**EXERCISE PROMPT**
Every line must be returned precisely as it is written.

**TASK INPUTS**
________

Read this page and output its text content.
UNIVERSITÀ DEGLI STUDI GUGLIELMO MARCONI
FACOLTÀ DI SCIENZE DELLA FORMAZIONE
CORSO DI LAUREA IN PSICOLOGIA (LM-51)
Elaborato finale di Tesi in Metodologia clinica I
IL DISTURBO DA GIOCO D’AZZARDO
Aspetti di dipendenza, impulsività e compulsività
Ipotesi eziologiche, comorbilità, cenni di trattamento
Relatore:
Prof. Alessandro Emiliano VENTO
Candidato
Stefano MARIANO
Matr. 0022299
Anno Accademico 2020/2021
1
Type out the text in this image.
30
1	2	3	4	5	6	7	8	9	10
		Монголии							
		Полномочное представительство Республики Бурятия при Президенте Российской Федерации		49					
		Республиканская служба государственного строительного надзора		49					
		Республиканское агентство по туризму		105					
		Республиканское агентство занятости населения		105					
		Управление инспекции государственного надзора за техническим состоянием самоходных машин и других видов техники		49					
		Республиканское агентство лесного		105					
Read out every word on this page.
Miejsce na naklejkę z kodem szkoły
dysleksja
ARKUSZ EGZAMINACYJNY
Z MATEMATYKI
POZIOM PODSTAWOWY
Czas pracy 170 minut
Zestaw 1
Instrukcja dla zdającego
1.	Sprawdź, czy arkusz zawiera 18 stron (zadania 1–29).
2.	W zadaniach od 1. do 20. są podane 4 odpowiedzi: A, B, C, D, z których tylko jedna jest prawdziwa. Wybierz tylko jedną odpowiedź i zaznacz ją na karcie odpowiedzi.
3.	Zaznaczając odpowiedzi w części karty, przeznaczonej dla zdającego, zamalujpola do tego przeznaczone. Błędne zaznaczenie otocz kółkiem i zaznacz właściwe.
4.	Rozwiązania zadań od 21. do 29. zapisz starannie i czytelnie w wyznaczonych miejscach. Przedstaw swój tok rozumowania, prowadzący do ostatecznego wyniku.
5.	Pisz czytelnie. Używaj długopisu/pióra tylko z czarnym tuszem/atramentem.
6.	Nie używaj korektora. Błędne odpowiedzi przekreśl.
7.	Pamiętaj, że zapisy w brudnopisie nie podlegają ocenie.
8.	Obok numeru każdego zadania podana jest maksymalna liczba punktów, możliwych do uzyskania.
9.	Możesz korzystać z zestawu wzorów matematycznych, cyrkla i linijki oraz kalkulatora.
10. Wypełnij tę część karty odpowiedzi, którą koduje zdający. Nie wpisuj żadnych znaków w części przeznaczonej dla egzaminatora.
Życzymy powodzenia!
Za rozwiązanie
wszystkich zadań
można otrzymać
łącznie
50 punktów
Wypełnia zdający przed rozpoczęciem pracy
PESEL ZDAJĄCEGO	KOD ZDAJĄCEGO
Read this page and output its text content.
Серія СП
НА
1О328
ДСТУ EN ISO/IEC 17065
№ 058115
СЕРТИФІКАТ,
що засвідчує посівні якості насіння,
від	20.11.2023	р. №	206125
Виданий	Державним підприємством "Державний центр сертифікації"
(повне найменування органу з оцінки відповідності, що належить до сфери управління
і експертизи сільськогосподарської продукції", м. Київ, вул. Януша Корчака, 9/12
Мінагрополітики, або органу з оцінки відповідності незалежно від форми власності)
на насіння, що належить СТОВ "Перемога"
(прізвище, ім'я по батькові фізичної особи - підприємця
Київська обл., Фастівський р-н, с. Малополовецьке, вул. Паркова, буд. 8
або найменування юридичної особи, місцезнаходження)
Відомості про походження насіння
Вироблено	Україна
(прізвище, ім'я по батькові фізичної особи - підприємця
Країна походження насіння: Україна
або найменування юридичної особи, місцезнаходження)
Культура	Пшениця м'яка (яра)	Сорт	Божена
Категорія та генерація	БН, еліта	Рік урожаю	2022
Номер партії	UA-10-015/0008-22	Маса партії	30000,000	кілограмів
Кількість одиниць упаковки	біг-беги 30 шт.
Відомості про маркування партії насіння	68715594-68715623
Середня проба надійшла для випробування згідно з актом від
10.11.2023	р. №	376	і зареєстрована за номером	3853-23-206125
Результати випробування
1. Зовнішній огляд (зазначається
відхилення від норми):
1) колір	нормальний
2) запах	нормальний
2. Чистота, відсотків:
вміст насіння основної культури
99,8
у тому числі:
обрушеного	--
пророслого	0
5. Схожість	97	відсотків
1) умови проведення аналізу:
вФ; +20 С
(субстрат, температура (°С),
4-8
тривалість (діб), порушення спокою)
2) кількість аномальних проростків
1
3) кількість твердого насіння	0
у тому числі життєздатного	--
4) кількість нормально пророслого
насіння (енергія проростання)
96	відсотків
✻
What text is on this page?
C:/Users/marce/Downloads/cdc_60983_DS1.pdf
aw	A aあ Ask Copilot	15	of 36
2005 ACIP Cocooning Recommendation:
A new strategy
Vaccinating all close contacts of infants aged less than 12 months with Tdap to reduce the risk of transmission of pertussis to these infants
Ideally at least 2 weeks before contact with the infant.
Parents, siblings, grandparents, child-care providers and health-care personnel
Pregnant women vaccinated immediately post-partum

________

**THE RESULT**
Read this page and output its text content.
UNIVERSITÀ DEGLI STUDI GUGLIELMO MARCONI
FACOLTÀ DI SCIENZE DELLA FORMAZIONE
CORSO DI LAUREA IN PSICOLOGIA (LM-51)
Elaborato finale di Tesi in Metodologia clinica I
IL DISTURBO DA GIOCO D’AZZARDO
Aspetti di dipendenza, impulsività e compulsività
Ipotesi eziologiche, comorbilità, cenni di trattamento
Relatore:
Prof. Alessandro Emiliano VENTO
Candidato
Stefano MARIANO
Matr. 0022299
Anno Accademico 2020/2021
1
Type out the text in this image.
30
1	2	3	4	5	6	7	8	9	10
		Монголии							
		Полномочное представительство Республики Бурятия при Президенте Российской Федерации		49					
		Республиканская служба государственного строительного надзора		49					
		Республиканское агентство по туризму		105					
		Республиканское агентство занятости населения		105					
		Управление инспекции государственного надзора за техническим состоянием самоходных машин и других видов техники		49					
		Республиканское агентство лесного		105					
Read out every word on this page.
Miejsce na naklejkę z kodem szkoły
dysleksja
ARKUSZ EGZAMINACYJNY
Z MATEMATYKI
POZIOM PODSTAWOWY
Czas pracy 170 minut
Zestaw 1
Instrukcja dla zdającego
1.	Sprawdź, czy arkusz zawiera 18 stron (zadania 1–29).
2.	W zadaniach od 1. do 20. są podane 4 odpowiedzi: A, B, C, D, z których tylko jedna jest prawdziwa. Wybierz tylko jedną odpowiedź i zaznacz ją na karcie odpowiedzi.
3.	Zaznaczając odpowiedzi w części karty, przeznaczonej dla zdającego, zamalujpola do tego przeznaczone. Błędne zaznaczenie otocz kółkiem i zaznacz właściwe.
4.	Rozwiązania zadań od 21. do 29. zapisz starannie i czytelnie w wyznaczonych miejscach. Przedstaw swój tok rozumowania, prowadzący do ostatecznego wyniku.
5.	Pisz czytelnie. Używaj długopisu/pióra tylko z czarnym tuszem/atramentem.
6.	Nie używaj korektora. Błędne odpowiedzi przekreśl.
7.	Pamiętaj, że zapisy w brudnopisie nie podlegają ocenie.
8.	Obok numeru każdego zadania podana jest maksymalna liczba punktów, możliwych do uzyskania.
9.	Możesz korzystać z zestawu wzorów matematycznych, cyrkla i linijki oraz kalkulatora.
10. Wypełnij tę część karty odpowiedzi, którą koduje zdający. Nie wpisuj żadnych znaków w części przeznaczonej dla egzaminatora.
Życzymy powodzenia!
Za rozwiązanie
wszystkich zadań
można otrzymać
łącznie
50 punktów
Wypełnia zdający przed rozpoczęciem pracy
PESEL ZDAJĄCEGO	KOD ZDAJĄCEGO
Read this page and output its text content.
Серія СП
НА
1О328
ДСТУ EN ISO/IEC 17065
№ 058115
СЕРТИФІКАТ,
що засвідчує посівні якості насіння,
від	20.11.2023	р. №	206125
Виданий	Державним підприємством "Державний центр сертифікації"
(повне найменування органу з оцінки відповідності, що належить до сфери управління
і експертизи сільськогосподарської продукції", м. Київ, вул. Януша Корчака, 9/12
Мінагрополітики, або органу з оцінки відповідності незалежно від форми власності)
на насіння, що належить СТОВ "Перемога"
(прізвище, ім'я по батькові фізичної особи - підприємця
Київська обл., Фастівський р-н, с. Малополовецьке, вул. Паркова, буд. 8
або найменування юридичної особи, місцезнаходження)
Відомості про походження насіння
Вироблено	Україна
(прізвище, ім'я по батькові фізичної особи - підприємця
Країна походження насіння: Україна
або найменування юридичної особи, місцезнаходження)
Культура	Пшениця м'яка (яра)	Сорт	Божена
Категорія та генерація	БН, еліта	Рік урожаю	2022
Номер партії	UA-10-015/0008-22	Маса партії	30000,000	кілограмів
Кількість одиниць упаковки	біг-беги 30 шт.
Відомості про маркування партії насіння	68715594-68715623
Середня проба надійшла для випробування згідно з актом від
10.11.2023	р. №	376	і зареєстрована за номером	3853-23-206125
Результати випробування
1. Зовнішній огляд (зазначається
відхилення від норми):
1) колір	нормальний
2) запах	нормальний
2. Чистота, відсотків:
вміст насіння основної культури
99,8
у тому числі:
обрушеного	--
пророслого	0
5. Схожість	97	відсотків
1) умови проведення аналізу:
вФ; +20 С
(субстрат, температура (°С),
4-8
тривалість (діб), порушення спокою)
2) кількість аномальних проростків
1
3) кількість твердого насіння	0
у тому числі життєздатного	--
4) кількість нормально пророслого
насіння (енергія проростання)
96	відсотків
✻
What text is on this page?
C:/Users/marce/Downloads/cdc_60983_DS1.pdf
aw	A aあ Ask Copilot	15	of 36
2005 ACIP Cocooning Recommendation:
A new strategy
Vaccinating all close contacts of infants aged less than 12 months with Tdap to reduce the risk of transmission of pertussis to these infants
Ideally at least 2 weeks before contact with the infant.
Parents, siblings, grandparents, child-care providers and health-care personnel
Pregnant women vaccinated immediately post-partum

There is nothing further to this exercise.